(Stored data entries)
....

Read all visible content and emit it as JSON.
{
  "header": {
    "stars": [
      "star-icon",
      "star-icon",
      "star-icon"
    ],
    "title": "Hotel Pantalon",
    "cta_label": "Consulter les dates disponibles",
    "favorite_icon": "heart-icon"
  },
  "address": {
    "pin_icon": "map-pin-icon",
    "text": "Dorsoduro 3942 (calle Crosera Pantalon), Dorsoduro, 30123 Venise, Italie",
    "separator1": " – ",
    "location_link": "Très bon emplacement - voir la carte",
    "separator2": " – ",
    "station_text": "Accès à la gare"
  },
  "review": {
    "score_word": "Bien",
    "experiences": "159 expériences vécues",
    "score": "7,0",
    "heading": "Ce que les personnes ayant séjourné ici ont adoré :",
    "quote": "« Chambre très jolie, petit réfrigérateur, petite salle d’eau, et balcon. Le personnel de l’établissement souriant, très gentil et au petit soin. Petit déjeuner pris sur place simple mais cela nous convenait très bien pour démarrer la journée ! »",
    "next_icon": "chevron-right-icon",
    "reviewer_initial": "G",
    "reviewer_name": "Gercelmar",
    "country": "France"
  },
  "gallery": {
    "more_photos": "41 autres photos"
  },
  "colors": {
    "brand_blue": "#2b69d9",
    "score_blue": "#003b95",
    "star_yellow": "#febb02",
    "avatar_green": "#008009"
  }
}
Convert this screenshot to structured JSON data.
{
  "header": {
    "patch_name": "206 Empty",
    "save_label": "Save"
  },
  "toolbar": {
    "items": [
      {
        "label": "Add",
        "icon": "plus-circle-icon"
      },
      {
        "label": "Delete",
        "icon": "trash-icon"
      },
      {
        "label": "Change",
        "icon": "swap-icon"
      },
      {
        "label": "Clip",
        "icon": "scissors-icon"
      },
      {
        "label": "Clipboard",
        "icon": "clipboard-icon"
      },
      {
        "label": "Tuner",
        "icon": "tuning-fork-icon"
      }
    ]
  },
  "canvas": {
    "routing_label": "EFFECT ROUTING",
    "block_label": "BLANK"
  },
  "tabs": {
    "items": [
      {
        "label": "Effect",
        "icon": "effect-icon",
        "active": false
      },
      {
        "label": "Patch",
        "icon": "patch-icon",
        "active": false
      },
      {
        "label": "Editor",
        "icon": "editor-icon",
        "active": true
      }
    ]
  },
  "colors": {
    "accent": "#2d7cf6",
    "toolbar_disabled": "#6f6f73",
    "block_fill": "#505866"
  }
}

....

**Aim:** Write out the material exactly as given.

**Response for this exercise:**
Read all visible content and emit it as JSON.
{
  "header": {
    "stars": [
      "star-icon",
      "star-icon",
      "star-icon"
    ],
    "title": "Hotel Pantalon",
    "cta_label": "Consulter les dates disponibles",
    "favorite_icon": "heart-icon"
  },
  "address": {
    "pin_icon": "map-pin-icon",
    "text": "Dorsoduro 3942 (calle Crosera Pantalon), Dorsoduro, 30123 Venise, Italie",
    "separator1": " – ",
    "location_link": "Très bon emplacement - voir la carte",
    "separator2": " – ",
    "station_text": "Accès à la gare"
  },
  "review": {
    "score_word": "Bien",
    "experiences": "159 expériences vécues",
    "score": "7,0",
    "heading": "Ce que les personnes ayant séjourné ici ont adoré :",
    "quote": "« Chambre très jolie, petit réfrigérateur, petite salle d’eau, et balcon. Le personnel de l’établissement souriant, très gentil et au petit soin. Petit déjeuner pris sur place simple mais cela nous convenait très bien pour démarrer la journée ! »",
    "next_icon": "chevron-right-icon",
    "reviewer_initial": "G",
    "reviewer_name": "Gercelmar",
    "country": "France"
  },
  "gallery": {
    "more_photos": "41 autres photos"
  },
  "colors": {
    "brand_blue": "#2b69d9",
    "score_blue": "#003b95",
    "star_yellow": "#febb02",
    "avatar_green": "#008009"
  }
}
Convert this screenshot to structured JSON data.
{
  "header": {
    "patch_name": "206 Empty",
    "save_label": "Save"
  },
  "toolbar": {
    "items": [
      {
        "label": "Add",
        "icon": "plus-circle-icon"
      },
      {
        "label": "Delete",
        "icon": "trash-icon"
      },
      {
        "label": "Change",
        "icon": "swap-icon"
      },
      {
        "label": "Clip",
        "icon": "scissors-icon"
      },
      {
        "label": "Clipboard",
        "icon": "clipboard-icon"
      },
      {
        "label": "Tuner",
        "icon": "tuning-fork-icon"
      }
    ]
  },
  "canvas": {
    "routing_label": "EFFECT ROUTING",
    "block_label": "BLANK"
  },
  "tabs": {
    "items": [
      {
        "label": "Effect",
        "icon": "effect-icon",
        "active": false
      },
      {
        "label": "Patch",
        "icon": "patch-icon",
        "active": false
      },
      {
        "label": "Editor",
        "icon": "editor-icon",
        "active": true
      }
    ]
  },
  "colors": {
    "accent": "#2d7cf6",
    "toolbar_disabled": "#6f6f73",
    "block_fill": "#505866"
  }
}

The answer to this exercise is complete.